# Image-based layout lines

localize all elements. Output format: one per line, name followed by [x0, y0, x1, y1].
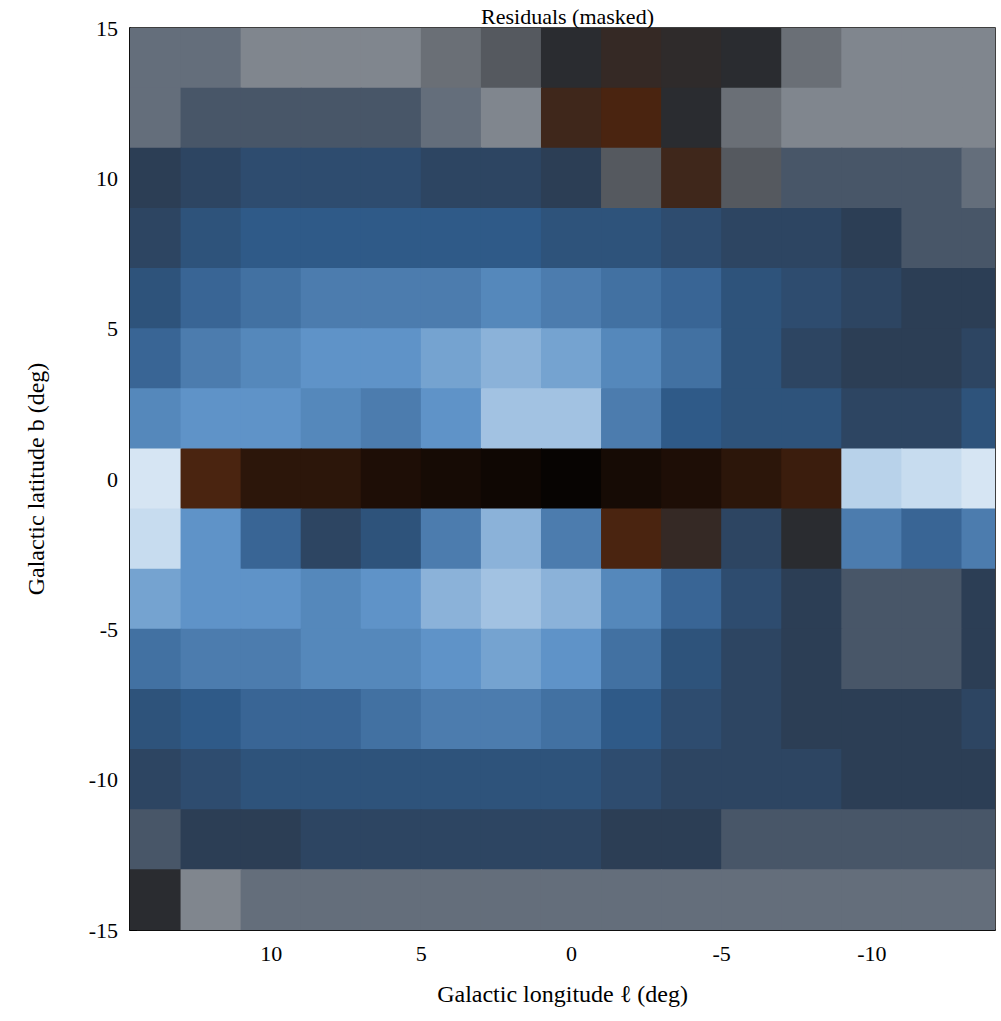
- svg-text:Residuals (masked): Residuals (masked): [481, 4, 654, 29]
- svg-text:5: 5: [107, 316, 118, 341]
- svg-text:0: 0: [107, 467, 118, 492]
- svg-text:Galactic longitude ℓ (deg): Galactic longitude ℓ (deg): [437, 981, 688, 1007]
- svg-text:15: 15: [96, 16, 118, 41]
- svg-text:10: 10: [260, 941, 282, 966]
- svg-text:5: 5: [416, 941, 427, 966]
- svg-text:Galactic latitude b (deg): Galactic latitude b (deg): [23, 363, 49, 596]
- svg-text:-5: -5: [100, 617, 118, 642]
- svg-text:-10: -10: [89, 767, 118, 792]
- svg-text:0: 0: [566, 941, 577, 966]
- svg-text:-5: -5: [713, 941, 731, 966]
- svg-text:10: 10: [96, 166, 118, 191]
- svg-text:-10: -10: [857, 941, 886, 966]
- svg-text:-15: -15: [89, 918, 118, 943]
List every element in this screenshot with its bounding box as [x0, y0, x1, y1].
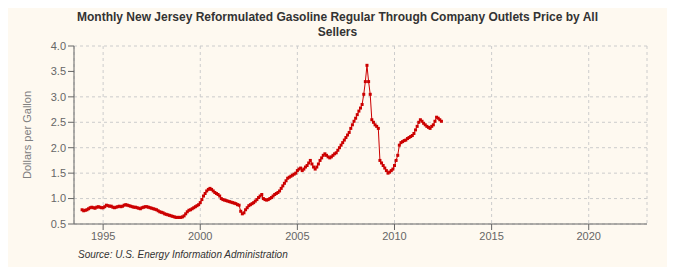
- svg-text:2010: 2010: [382, 230, 406, 242]
- svg-text:Dollars per Gallon: Dollars per Gallon: [21, 91, 33, 179]
- html-text:Sellers: Sellers: [317, 25, 358, 39]
- svg-text:1.0: 1.0: [51, 192, 66, 204]
- svg-text:2.0: 2.0: [51, 142, 66, 154]
- svg-text:0.5: 0.5: [51, 218, 66, 230]
- html-text:Source: U.S. Energy Informatio: Source: U.S. Energy Information Administ…: [78, 249, 288, 260]
- svg-text:4.0: 4.0: [51, 40, 66, 52]
- svg-text:2.5: 2.5: [51, 116, 66, 128]
- svg-text:3.0: 3.0: [51, 91, 66, 103]
- html-text:Monthly New Jersey Reformulate: Monthly New Jersey Reformulated Gasoline…: [77, 10, 598, 24]
- svg-text:2005: 2005: [285, 230, 309, 242]
- svg-text:2015: 2015: [479, 230, 503, 242]
- svg-text:1995: 1995: [91, 230, 115, 242]
- svg-text:1.5: 1.5: [51, 167, 66, 179]
- svg-text:2020: 2020: [576, 230, 600, 242]
- svg-text:3.5: 3.5: [51, 65, 66, 77]
- svg-text:2000: 2000: [188, 230, 212, 242]
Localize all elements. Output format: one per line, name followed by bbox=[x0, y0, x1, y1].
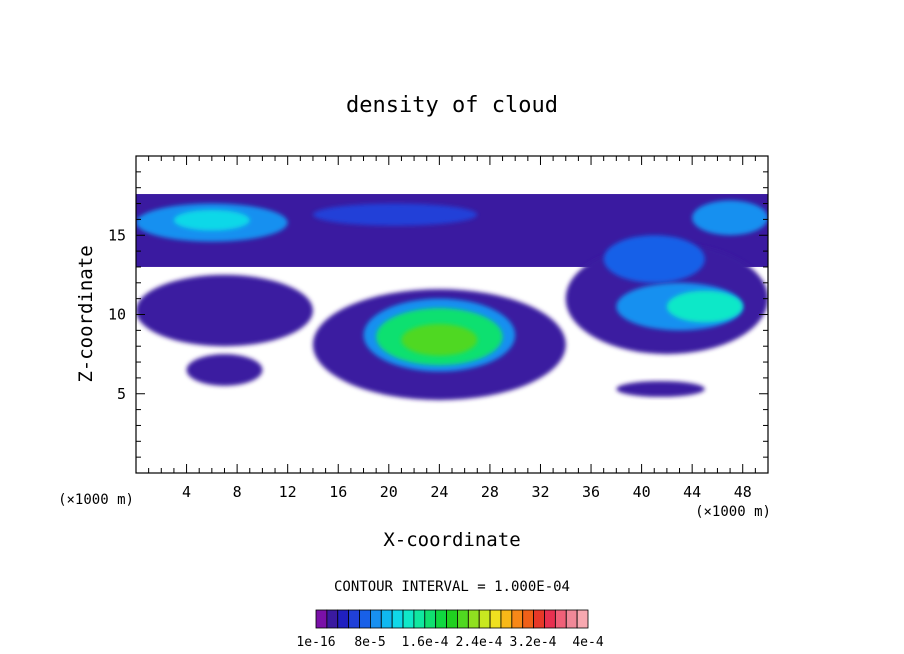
y-tick-label: 15 bbox=[108, 226, 126, 244]
colorbar-tick-label: 4e-4 bbox=[572, 635, 603, 650]
plot-area bbox=[136, 194, 768, 401]
x-tick-label: 4 bbox=[182, 483, 191, 501]
x-tick-label: 28 bbox=[481, 483, 499, 501]
x-tick-label: 36 bbox=[582, 483, 600, 501]
colorbar bbox=[315, 609, 589, 629]
colorbar-swatch bbox=[402, 609, 415, 629]
x-unit-right: (×1000 m) bbox=[695, 504, 771, 520]
y-tick-label: 10 bbox=[108, 306, 126, 324]
x-tick-label: 16 bbox=[329, 483, 347, 501]
x-tick-label: 44 bbox=[683, 483, 701, 501]
density-region bbox=[136, 274, 313, 347]
x-axis-ticks: 4 8 12 16 20 24 28 32 36 40 44 48 bbox=[148, 156, 756, 501]
density-region bbox=[666, 290, 743, 323]
colorbar-swatch bbox=[533, 609, 545, 629]
colorbar-swatch bbox=[337, 609, 350, 629]
x-tick-label: 48 bbox=[734, 483, 752, 501]
x-unit-left: (×1000 m) bbox=[58, 492, 134, 508]
y-axis-label: Z-coordinate bbox=[75, 245, 97, 382]
colorbar-swatch bbox=[500, 609, 513, 629]
colorbar-swatch bbox=[435, 609, 447, 629]
colorbar-swatch bbox=[576, 609, 589, 629]
colorbar-swatch bbox=[467, 609, 480, 629]
x-tick-label: 12 bbox=[279, 483, 297, 501]
colorbar-swatch bbox=[413, 609, 426, 629]
colorbar-swatch bbox=[348, 609, 360, 629]
colorbar-swatch bbox=[522, 609, 534, 629]
colorbar-swatch bbox=[359, 609, 371, 629]
colorbar-swatch bbox=[380, 609, 393, 629]
colorbar-tick-label: 2.4e-4 bbox=[456, 635, 503, 650]
colorbar-swatch bbox=[565, 609, 578, 629]
y-axis-ticks: 5 10 15 bbox=[108, 171, 768, 458]
x-tick-label: 40 bbox=[633, 483, 651, 501]
density-region bbox=[603, 235, 705, 283]
contour-interval-label: CONTOUR INTERVAL = 1.000E-04 bbox=[334, 579, 570, 595]
colorbar-swatch bbox=[315, 609, 328, 629]
x-tick-label: 20 bbox=[380, 483, 398, 501]
density-region bbox=[401, 324, 478, 356]
colorbar-swatch bbox=[554, 609, 567, 629]
x-tick-label: 8 bbox=[233, 483, 242, 501]
colorbar-tick-label: 3.2e-4 bbox=[510, 635, 557, 650]
colorbar-swatch bbox=[326, 609, 339, 629]
colorbar-labels: 1e-16 8e-5 1.6e-4 2.4e-4 3.2e-4 4e-4 bbox=[296, 635, 603, 650]
y-tick-label: 5 bbox=[117, 385, 126, 403]
density-region bbox=[186, 354, 263, 386]
density-region bbox=[616, 381, 705, 397]
colorbar-swatch bbox=[424, 609, 437, 629]
chart-title: density of cloud bbox=[346, 93, 558, 118]
x-tick-label: 24 bbox=[430, 483, 448, 501]
colorbar-swatch bbox=[446, 609, 458, 629]
colorbar-swatch bbox=[478, 609, 491, 629]
colorbar-swatch bbox=[391, 609, 404, 629]
density-region bbox=[173, 209, 250, 231]
colorbar-tick-label: 8e-5 bbox=[354, 635, 385, 650]
x-tick-label: 32 bbox=[531, 483, 549, 501]
colorbar-swatch bbox=[457, 609, 469, 629]
density-region bbox=[312, 203, 478, 226]
colorbar-swatch bbox=[544, 609, 556, 629]
colorbar-tick-label: 1.6e-4 bbox=[402, 635, 449, 650]
x-axis-label: X-coordinate bbox=[383, 529, 520, 551]
colorbar-tick-label: 1e-16 bbox=[296, 635, 335, 650]
colorbar-swatch bbox=[511, 609, 524, 629]
colorbar-swatch bbox=[489, 609, 502, 629]
colorbar-swatch bbox=[369, 609, 382, 629]
density-region bbox=[692, 200, 768, 236]
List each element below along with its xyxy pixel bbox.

# WORK TO COMPLETE
Please rewrite all of the lines above with "Output format" replaced by "Required format" and everything else unchanged. Omit the pictures from your answer.

# EXERCISE ANSWER
localize all elements. Required format: one per line, name followed by [x0, y0, x1, y1].
- svg-text:Residuals (masked): Residuals (masked): [481, 4, 654, 29]
- svg-text:5: 5: [107, 316, 118, 341]
- svg-text:0: 0: [107, 467, 118, 492]
- svg-text:Galactic longitude ℓ (deg): Galactic longitude ℓ (deg): [437, 981, 688, 1007]
- svg-text:15: 15: [96, 16, 118, 41]
- svg-text:10: 10: [260, 941, 282, 966]
- svg-text:5: 5: [416, 941, 427, 966]
- svg-text:Galactic latitude b (deg): Galactic latitude b (deg): [23, 363, 49, 596]
- svg-text:-5: -5: [100, 617, 118, 642]
- svg-text:-10: -10: [89, 767, 118, 792]
- svg-text:0: 0: [566, 941, 577, 966]
- svg-text:-5: -5: [713, 941, 731, 966]
- svg-text:10: 10: [96, 166, 118, 191]
- svg-text:-10: -10: [857, 941, 886, 966]
- svg-text:-15: -15: [89, 918, 118, 943]
List every element in this screenshot with its bounding box as [x0, y0, x1, y1].
- svg-text:2010: 2010: [382, 230, 406, 242]
- svg-text:Dollars per Gallon: Dollars per Gallon: [21, 91, 33, 179]
- html-text:Sellers: Sellers: [317, 25, 358, 39]
- svg-text:1.0: 1.0: [51, 192, 66, 204]
- svg-text:2.0: 2.0: [51, 142, 66, 154]
- svg-text:0.5: 0.5: [51, 218, 66, 230]
- html-text:Source: U.S. Energy Informatio: Source: U.S. Energy Information Administ…: [78, 249, 288, 260]
- svg-text:4.0: 4.0: [51, 40, 66, 52]
- svg-text:2.5: 2.5: [51, 116, 66, 128]
- svg-text:3.0: 3.0: [51, 91, 66, 103]
- html-text:Monthly New Jersey Reformulate: Monthly New Jersey Reformulated Gasoline…: [77, 10, 598, 24]
- svg-text:2005: 2005: [285, 230, 309, 242]
- svg-text:2015: 2015: [479, 230, 503, 242]
- svg-text:1995: 1995: [91, 230, 115, 242]
- svg-text:1.5: 1.5: [51, 167, 66, 179]
- svg-text:2020: 2020: [576, 230, 600, 242]
- svg-text:3.5: 3.5: [51, 65, 66, 77]
- svg-text:2000: 2000: [188, 230, 212, 242]
Localize all elements. Required format: one per line, name followed by bbox=[x0, y0, x1, y1].
y-tick-label: 15 bbox=[108, 226, 126, 244]
colorbar-tick-label: 4e-4 bbox=[572, 635, 603, 650]
plot-area bbox=[136, 194, 768, 401]
x-tick-label: 4 bbox=[182, 483, 191, 501]
x-tick-label: 28 bbox=[481, 483, 499, 501]
x-tick-label: 36 bbox=[582, 483, 600, 501]
colorbar bbox=[315, 609, 589, 629]
colorbar-swatch bbox=[402, 609, 415, 629]
x-unit-right: (×1000 m) bbox=[695, 504, 771, 520]
y-tick-label: 10 bbox=[108, 306, 126, 324]
x-tick-label: 16 bbox=[329, 483, 347, 501]
x-tick-label: 44 bbox=[683, 483, 701, 501]
density-region bbox=[136, 274, 313, 347]
x-axis-ticks: 4 8 12 16 20 24 28 32 36 40 44 48 bbox=[148, 156, 756, 501]
density-region bbox=[666, 290, 743, 323]
colorbar-swatch bbox=[533, 609, 545, 629]
colorbar-swatch bbox=[337, 609, 350, 629]
x-tick-label: 48 bbox=[734, 483, 752, 501]
x-unit-left: (×1000 m) bbox=[58, 492, 134, 508]
y-axis-label: Z-coordinate bbox=[75, 245, 97, 382]
colorbar-swatch bbox=[500, 609, 513, 629]
colorbar-swatch bbox=[435, 609, 447, 629]
colorbar-swatch bbox=[576, 609, 589, 629]
colorbar-swatch bbox=[467, 609, 480, 629]
x-tick-label: 12 bbox=[279, 483, 297, 501]
colorbar-swatch bbox=[413, 609, 426, 629]
colorbar-swatch bbox=[348, 609, 360, 629]
colorbar-swatch bbox=[522, 609, 534, 629]
colorbar-swatch bbox=[359, 609, 371, 629]
colorbar-swatch bbox=[380, 609, 393, 629]
colorbar-tick-label: 2.4e-4 bbox=[456, 635, 503, 650]
colorbar-swatch bbox=[565, 609, 578, 629]
y-axis-ticks: 5 10 15 bbox=[108, 171, 768, 458]
x-tick-label: 40 bbox=[633, 483, 651, 501]
density-region bbox=[603, 235, 705, 283]
contour-interval-label: CONTOUR INTERVAL = 1.000E-04 bbox=[334, 579, 570, 595]
colorbar-swatch bbox=[315, 609, 328, 629]
x-tick-label: 20 bbox=[380, 483, 398, 501]
density-region bbox=[401, 324, 478, 356]
colorbar-swatch bbox=[554, 609, 567, 629]
x-tick-label: 8 bbox=[233, 483, 242, 501]
colorbar-tick-label: 3.2e-4 bbox=[510, 635, 557, 650]
colorbar-swatch bbox=[326, 609, 339, 629]
colorbar-labels: 1e-16 8e-5 1.6e-4 2.4e-4 3.2e-4 4e-4 bbox=[296, 635, 603, 650]
y-tick-label: 5 bbox=[117, 385, 126, 403]
density-region bbox=[186, 354, 263, 386]
density-region bbox=[616, 381, 705, 397]
colorbar-swatch bbox=[424, 609, 437, 629]
chart-title: density of cloud bbox=[346, 93, 558, 118]
x-tick-label: 24 bbox=[430, 483, 448, 501]
colorbar-swatch bbox=[446, 609, 458, 629]
colorbar-swatch bbox=[478, 609, 491, 629]
colorbar-swatch bbox=[391, 609, 404, 629]
density-region bbox=[173, 209, 250, 231]
colorbar-tick-label: 8e-5 bbox=[354, 635, 385, 650]
x-tick-label: 32 bbox=[531, 483, 549, 501]
colorbar-swatch bbox=[457, 609, 469, 629]
density-region bbox=[312, 203, 478, 226]
colorbar-swatch bbox=[544, 609, 556, 629]
colorbar-tick-label: 1.6e-4 bbox=[402, 635, 449, 650]
x-axis-label: X-coordinate bbox=[383, 529, 520, 551]
colorbar-tick-label: 1e-16 bbox=[296, 635, 335, 650]
colorbar-swatch bbox=[511, 609, 524, 629]
colorbar-swatch bbox=[489, 609, 502, 629]
colorbar-swatch bbox=[369, 609, 382, 629]
density-region bbox=[692, 200, 768, 236]
List each element below along with its xyxy pixel bbox.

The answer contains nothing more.